What you need to do
Find how many lines in the data below mention "Processing". Give the number only.

-- -- --

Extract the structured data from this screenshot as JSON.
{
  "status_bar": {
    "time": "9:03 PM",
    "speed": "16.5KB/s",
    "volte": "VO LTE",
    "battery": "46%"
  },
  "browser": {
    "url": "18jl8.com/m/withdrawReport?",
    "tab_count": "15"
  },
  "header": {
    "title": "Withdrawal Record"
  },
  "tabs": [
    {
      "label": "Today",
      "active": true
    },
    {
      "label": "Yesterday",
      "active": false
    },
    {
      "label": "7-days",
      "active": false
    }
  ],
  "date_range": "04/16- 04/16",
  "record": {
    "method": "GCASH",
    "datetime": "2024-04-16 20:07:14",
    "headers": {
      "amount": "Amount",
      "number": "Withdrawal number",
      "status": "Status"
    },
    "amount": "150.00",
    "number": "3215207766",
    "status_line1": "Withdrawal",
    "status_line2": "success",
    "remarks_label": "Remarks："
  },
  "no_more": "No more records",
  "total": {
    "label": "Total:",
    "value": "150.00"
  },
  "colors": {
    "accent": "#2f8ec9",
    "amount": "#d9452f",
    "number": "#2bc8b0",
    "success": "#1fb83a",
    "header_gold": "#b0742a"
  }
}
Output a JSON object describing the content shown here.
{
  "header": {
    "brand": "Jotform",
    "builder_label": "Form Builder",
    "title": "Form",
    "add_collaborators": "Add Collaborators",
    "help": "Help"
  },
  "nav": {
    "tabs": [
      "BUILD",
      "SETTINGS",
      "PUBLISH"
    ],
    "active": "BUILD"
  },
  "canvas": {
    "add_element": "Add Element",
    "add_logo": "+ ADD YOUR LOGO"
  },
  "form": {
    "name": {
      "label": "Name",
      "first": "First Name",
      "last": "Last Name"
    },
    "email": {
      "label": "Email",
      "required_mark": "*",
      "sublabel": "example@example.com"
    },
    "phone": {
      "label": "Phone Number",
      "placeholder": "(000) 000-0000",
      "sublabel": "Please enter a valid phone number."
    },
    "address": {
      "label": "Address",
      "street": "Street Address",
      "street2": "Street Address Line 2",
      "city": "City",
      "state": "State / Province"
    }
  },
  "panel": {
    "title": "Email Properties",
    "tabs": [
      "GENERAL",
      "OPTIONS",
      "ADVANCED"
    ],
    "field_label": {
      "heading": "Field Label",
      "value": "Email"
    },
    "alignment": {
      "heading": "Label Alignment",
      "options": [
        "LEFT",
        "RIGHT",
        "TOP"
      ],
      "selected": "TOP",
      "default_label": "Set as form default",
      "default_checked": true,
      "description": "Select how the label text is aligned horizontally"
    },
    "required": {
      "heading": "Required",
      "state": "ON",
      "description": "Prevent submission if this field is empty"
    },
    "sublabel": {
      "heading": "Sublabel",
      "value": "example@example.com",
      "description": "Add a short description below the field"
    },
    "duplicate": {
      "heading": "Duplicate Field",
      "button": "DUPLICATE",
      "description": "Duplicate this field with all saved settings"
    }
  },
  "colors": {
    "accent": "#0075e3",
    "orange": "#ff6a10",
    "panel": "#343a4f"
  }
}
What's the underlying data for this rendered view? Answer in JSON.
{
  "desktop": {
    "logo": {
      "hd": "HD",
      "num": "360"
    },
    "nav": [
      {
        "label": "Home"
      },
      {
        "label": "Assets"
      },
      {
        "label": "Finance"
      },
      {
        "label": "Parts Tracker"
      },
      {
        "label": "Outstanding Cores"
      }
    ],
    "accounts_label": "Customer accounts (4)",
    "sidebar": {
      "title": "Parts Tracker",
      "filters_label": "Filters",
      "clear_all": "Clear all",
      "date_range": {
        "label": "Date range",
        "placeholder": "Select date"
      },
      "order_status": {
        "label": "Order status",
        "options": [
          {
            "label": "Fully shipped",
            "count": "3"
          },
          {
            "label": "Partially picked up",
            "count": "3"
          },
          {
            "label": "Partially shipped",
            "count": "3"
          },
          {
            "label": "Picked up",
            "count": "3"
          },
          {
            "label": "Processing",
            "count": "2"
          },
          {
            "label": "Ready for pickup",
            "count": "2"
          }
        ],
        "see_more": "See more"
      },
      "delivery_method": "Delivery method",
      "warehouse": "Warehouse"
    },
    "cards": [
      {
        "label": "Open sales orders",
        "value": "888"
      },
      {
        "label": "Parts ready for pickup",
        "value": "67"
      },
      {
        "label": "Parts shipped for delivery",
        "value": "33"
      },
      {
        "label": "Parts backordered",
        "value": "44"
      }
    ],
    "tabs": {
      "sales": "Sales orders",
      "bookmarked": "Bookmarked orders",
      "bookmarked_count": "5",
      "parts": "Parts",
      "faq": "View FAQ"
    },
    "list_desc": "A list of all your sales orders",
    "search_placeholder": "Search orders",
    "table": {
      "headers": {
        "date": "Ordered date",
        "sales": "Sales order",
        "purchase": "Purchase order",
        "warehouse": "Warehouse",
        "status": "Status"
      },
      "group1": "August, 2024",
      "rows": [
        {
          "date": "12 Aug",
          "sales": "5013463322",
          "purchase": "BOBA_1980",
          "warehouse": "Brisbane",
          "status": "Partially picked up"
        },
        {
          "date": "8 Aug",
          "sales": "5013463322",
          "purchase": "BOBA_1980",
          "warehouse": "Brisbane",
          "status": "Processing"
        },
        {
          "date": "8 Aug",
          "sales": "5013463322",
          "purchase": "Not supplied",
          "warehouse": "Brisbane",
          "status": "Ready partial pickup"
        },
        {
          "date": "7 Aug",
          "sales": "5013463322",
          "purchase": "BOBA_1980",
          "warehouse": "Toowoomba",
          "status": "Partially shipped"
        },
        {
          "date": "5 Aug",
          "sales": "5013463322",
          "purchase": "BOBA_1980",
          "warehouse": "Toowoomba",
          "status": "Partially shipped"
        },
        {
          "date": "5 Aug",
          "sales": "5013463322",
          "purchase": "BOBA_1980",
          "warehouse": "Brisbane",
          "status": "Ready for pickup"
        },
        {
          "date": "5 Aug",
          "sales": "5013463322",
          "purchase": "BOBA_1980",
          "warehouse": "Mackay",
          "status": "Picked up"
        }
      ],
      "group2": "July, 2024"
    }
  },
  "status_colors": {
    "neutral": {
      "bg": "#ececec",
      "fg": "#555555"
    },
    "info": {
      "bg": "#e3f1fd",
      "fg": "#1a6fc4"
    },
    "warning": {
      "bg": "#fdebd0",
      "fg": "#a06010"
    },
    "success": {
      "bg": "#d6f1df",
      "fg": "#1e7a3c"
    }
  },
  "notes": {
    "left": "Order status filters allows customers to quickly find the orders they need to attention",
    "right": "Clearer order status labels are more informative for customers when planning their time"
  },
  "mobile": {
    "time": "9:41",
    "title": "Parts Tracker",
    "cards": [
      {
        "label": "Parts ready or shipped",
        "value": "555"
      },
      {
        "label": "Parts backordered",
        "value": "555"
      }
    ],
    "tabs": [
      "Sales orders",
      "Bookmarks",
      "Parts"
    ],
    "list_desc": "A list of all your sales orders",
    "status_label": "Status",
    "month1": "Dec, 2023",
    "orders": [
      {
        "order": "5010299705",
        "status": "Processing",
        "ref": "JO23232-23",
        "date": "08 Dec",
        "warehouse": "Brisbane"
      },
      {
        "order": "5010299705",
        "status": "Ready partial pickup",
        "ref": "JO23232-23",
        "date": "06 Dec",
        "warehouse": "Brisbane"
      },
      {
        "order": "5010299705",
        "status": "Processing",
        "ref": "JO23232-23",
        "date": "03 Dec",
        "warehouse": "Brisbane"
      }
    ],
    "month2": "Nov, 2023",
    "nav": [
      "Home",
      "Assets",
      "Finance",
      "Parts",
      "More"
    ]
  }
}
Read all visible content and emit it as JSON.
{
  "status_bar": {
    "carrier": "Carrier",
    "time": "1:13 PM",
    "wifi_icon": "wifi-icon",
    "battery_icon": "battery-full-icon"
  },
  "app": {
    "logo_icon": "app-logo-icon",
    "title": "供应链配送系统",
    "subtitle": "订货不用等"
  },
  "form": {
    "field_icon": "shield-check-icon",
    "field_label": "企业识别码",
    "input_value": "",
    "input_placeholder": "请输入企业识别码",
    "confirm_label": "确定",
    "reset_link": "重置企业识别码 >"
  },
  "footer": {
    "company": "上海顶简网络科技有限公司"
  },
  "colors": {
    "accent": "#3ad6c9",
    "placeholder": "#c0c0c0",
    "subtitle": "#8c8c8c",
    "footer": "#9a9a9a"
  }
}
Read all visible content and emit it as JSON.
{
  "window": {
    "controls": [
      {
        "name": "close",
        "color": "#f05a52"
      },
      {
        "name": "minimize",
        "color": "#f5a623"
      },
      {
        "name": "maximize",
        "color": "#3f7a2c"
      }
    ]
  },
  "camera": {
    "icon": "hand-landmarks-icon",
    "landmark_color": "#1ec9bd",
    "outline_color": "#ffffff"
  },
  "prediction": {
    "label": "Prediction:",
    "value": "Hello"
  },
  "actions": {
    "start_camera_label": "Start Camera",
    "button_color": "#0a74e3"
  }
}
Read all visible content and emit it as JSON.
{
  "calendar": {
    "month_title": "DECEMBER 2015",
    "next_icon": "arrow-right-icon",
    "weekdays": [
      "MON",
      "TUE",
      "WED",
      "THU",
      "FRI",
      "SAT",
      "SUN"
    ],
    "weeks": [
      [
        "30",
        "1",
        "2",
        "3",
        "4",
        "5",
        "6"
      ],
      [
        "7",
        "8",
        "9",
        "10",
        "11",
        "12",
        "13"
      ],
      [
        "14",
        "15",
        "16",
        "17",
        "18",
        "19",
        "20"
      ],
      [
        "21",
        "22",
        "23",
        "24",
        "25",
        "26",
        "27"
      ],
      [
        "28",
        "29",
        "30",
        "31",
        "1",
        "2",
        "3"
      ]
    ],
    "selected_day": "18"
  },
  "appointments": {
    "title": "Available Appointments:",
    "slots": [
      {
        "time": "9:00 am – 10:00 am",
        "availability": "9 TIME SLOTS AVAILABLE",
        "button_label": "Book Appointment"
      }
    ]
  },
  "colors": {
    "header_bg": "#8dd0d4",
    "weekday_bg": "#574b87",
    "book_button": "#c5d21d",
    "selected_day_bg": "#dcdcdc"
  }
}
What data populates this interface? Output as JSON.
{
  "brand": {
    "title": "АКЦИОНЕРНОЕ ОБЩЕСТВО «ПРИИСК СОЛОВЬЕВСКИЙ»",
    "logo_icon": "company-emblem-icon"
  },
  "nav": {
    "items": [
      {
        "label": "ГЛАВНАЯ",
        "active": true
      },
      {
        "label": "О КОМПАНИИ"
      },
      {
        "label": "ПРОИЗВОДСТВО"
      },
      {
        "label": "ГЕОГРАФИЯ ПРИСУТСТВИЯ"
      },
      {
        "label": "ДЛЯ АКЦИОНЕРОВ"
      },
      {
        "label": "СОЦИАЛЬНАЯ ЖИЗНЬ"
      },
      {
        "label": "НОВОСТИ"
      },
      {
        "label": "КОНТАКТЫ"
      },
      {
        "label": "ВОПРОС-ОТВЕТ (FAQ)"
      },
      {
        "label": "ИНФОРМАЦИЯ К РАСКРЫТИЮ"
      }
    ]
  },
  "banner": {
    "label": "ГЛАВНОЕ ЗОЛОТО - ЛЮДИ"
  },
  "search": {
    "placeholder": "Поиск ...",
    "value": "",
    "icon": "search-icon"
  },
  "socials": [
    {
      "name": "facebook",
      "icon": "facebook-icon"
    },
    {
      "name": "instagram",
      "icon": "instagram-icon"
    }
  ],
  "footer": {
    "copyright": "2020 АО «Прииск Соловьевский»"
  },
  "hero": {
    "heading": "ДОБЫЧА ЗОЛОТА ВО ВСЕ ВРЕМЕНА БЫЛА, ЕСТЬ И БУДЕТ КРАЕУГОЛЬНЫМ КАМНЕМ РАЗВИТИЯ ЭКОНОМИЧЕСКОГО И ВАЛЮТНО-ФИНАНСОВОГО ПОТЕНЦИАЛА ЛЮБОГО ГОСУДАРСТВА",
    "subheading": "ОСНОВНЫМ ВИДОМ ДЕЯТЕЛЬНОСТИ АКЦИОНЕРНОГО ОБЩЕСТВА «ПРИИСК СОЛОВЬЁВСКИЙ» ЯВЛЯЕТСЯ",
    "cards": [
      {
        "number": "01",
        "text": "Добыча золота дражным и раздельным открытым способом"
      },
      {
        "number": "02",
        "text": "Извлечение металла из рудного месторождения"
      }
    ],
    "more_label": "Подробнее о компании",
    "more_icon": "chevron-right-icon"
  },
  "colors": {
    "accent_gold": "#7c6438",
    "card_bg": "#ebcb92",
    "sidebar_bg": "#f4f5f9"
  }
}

-- -- --

Exercise response
4